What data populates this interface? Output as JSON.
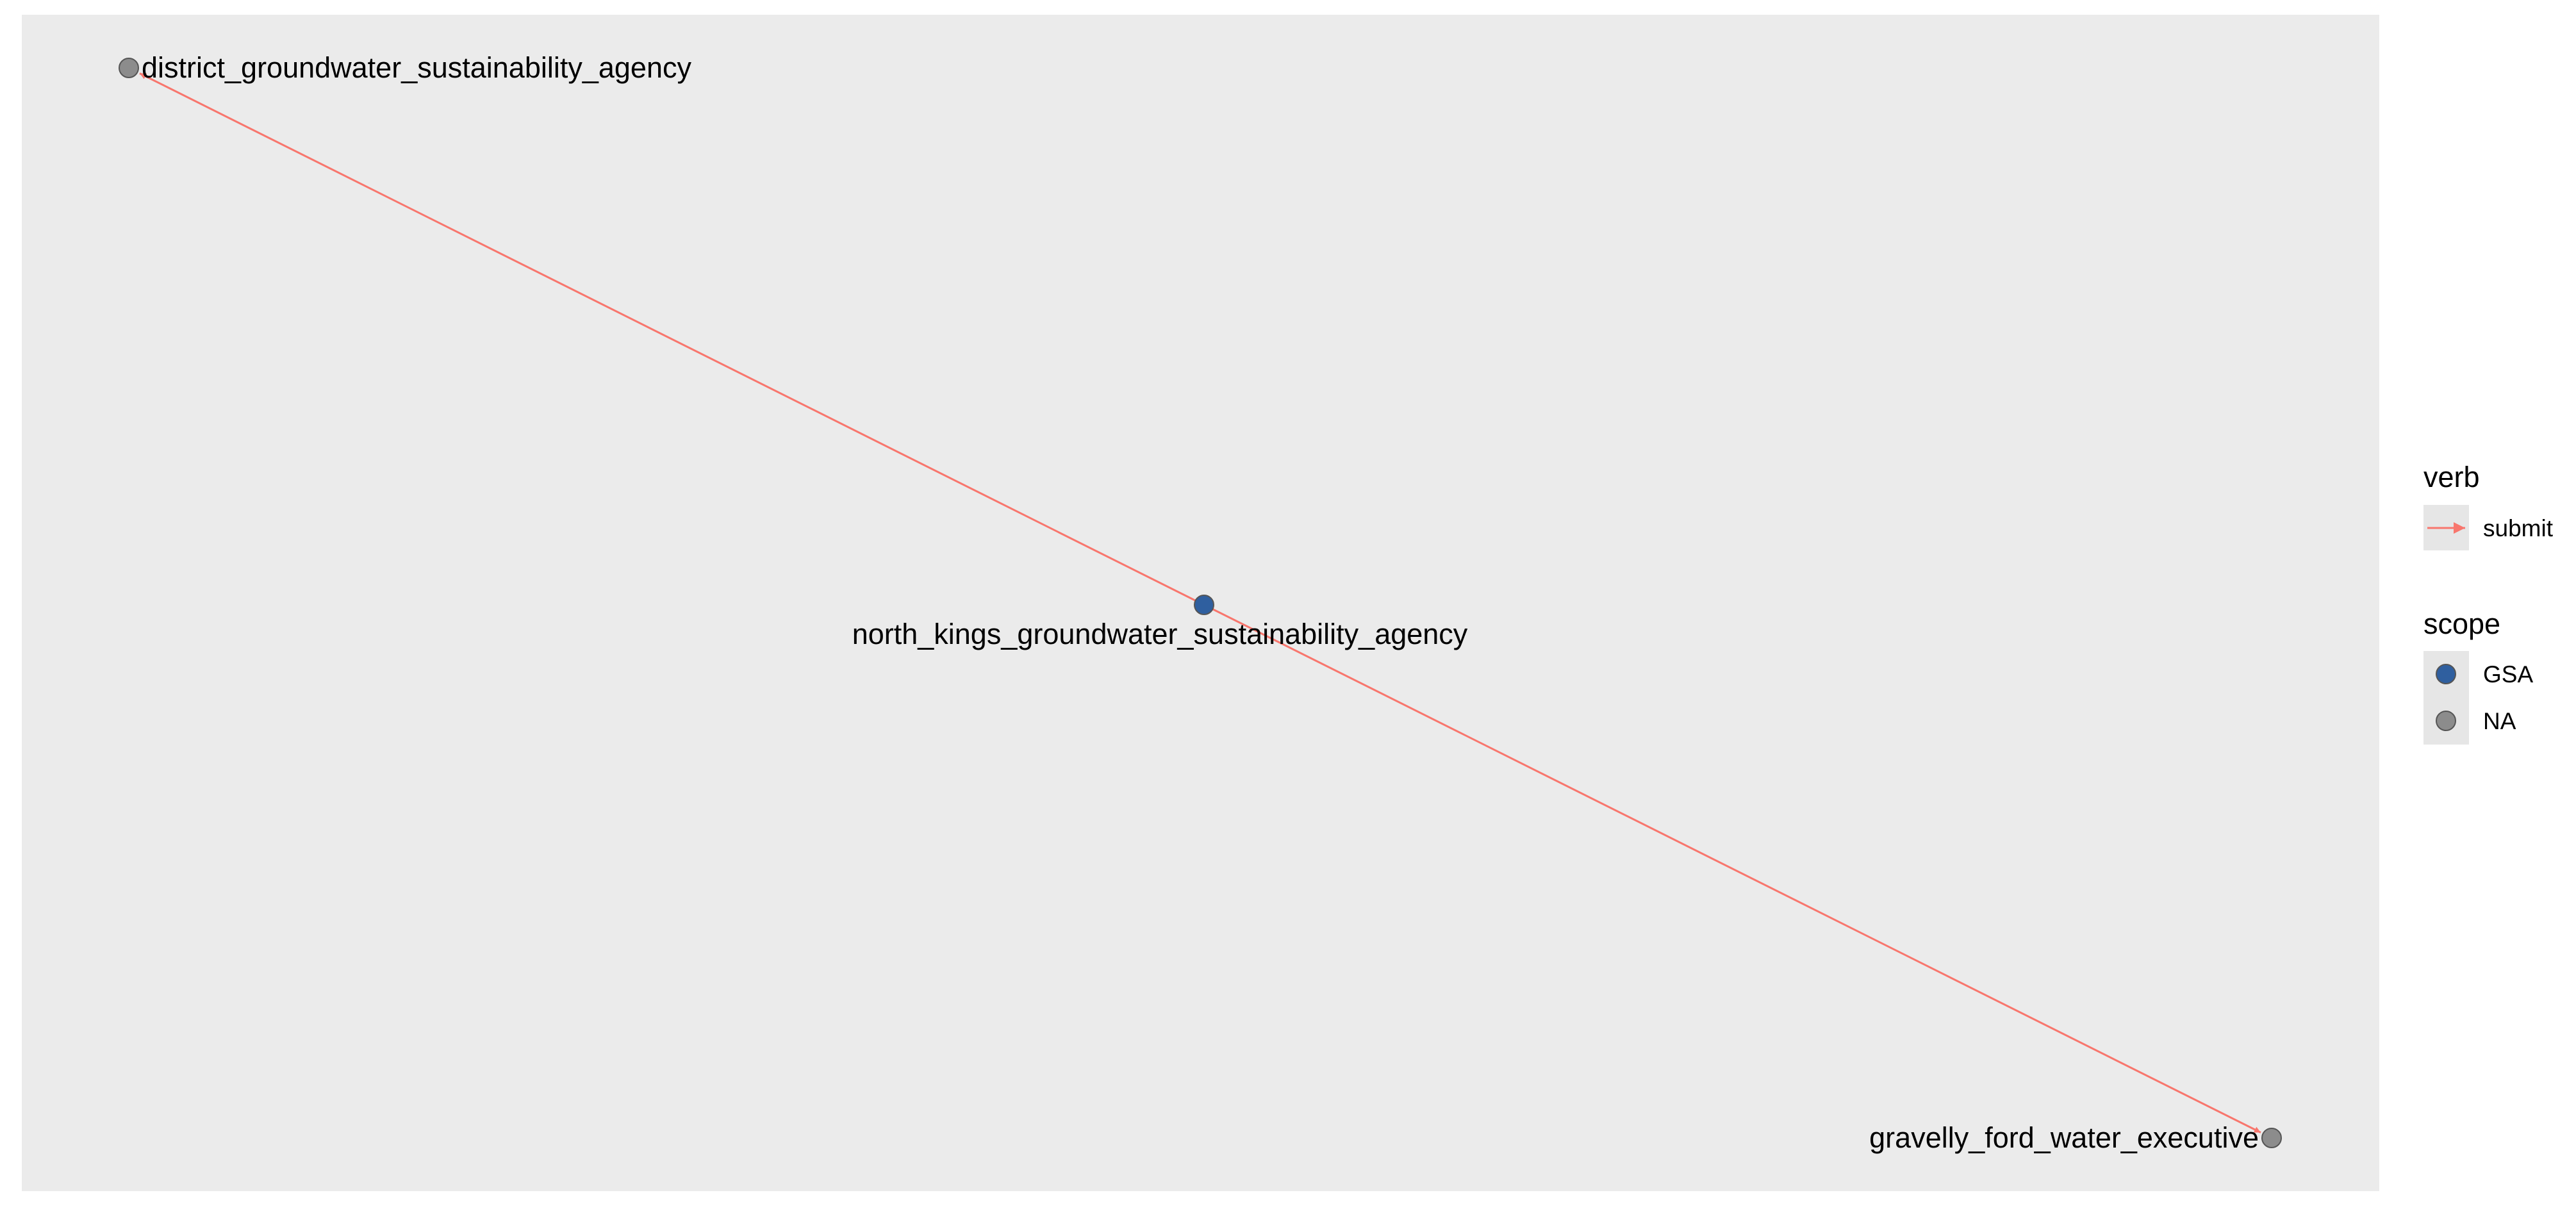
{
  "colors": {
    "panel_background": "#EBEBEB",
    "edge": "#F8766D",
    "legend_key_background": "#E6E6E6",
    "node_outline": "#555555"
  },
  "nodes": [
    {
      "id": "district",
      "label": "district_groundwater_sustainability_agency",
      "scope": "NA",
      "color": "#8C8C8C"
    },
    {
      "id": "north_kings",
      "label": "north_kings_groundwater_sustainability_agency",
      "scope": "GSA",
      "color": "#2F5F9F"
    },
    {
      "id": "gravelly",
      "label": "gravelly_ford_water_executive",
      "scope": "NA",
      "color": "#8C8C8C"
    }
  ],
  "edges": [
    {
      "from": "north_kings",
      "to": "district",
      "verb": "submit"
    },
    {
      "from": "north_kings",
      "to": "gravelly",
      "verb": "submit"
    }
  ],
  "legend": {
    "verb": {
      "title": "verb",
      "items": [
        {
          "label": "submit",
          "color": "#F8766D"
        }
      ]
    },
    "scope": {
      "title": "scope",
      "items": [
        {
          "label": "GSA",
          "color": "#2F5F9F"
        },
        {
          "label": "NA",
          "color": "#8C8C8C"
        }
      ]
    }
  }
}
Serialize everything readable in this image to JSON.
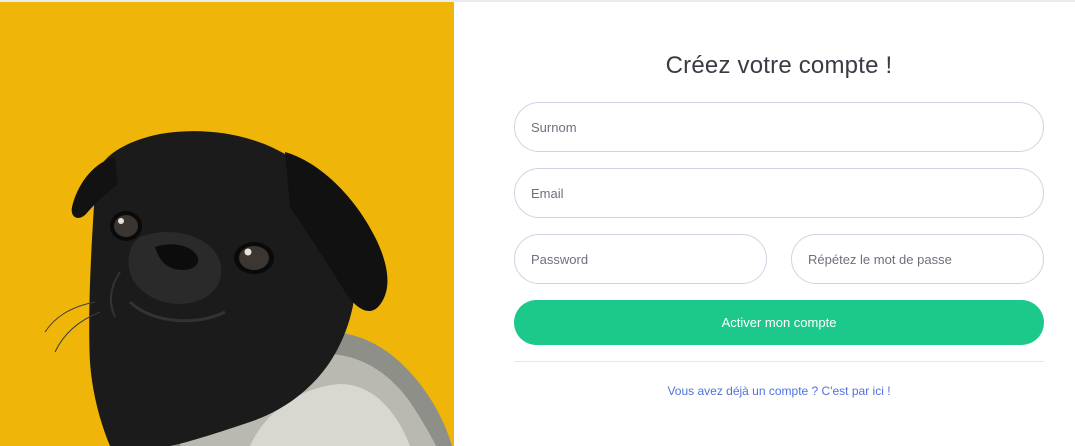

· · · ·

Retype every record above exactly as written, but leave out the pictures.

> [Finished exercise]:
What data populates this interface? Output as JSON.
{
  "colors": {
    "panel_background": "#EBEBEB",
    "edge": "#F8766D",
    "legend_key_background": "#E6E6E6",
    "node_outline": "#555555"
  },
  "nodes": [
    {
      "id": "district",
      "label": "district_groundwater_sustainability_agency",
      "scope": "NA",
      "color": "#8C8C8C"
    },
    {
      "id": "north_kings",
      "label": "north_kings_groundwater_sustainability_agency",
      "scope": "GSA",
      "color": "#2F5F9F"
    },
    {
      "id": "gravelly",
      "label": "gravelly_ford_water_executive",
      "scope": "NA",
      "color": "#8C8C8C"
    }
  ],
  "edges": [
    {
      "from": "north_kings",
      "to": "district",
      "verb": "submit"
    },
    {
      "from": "north_kings",
      "to": "gravelly",
      "verb": "submit"
    }
  ],
  "legend": {
    "verb": {
      "title": "verb",
      "items": [
        {
          "label": "submit",
          "color": "#F8766D"
        }
      ]
    },
    "scope": {
      "title": "scope",
      "items": [
        {
          "label": "GSA",
          "color": "#2F5F9F"
        },
        {
          "label": "NA",
          "color": "#8C8C8C"
        }
      ]
    }
  }
}
Serialize everything readable in this image to JSON.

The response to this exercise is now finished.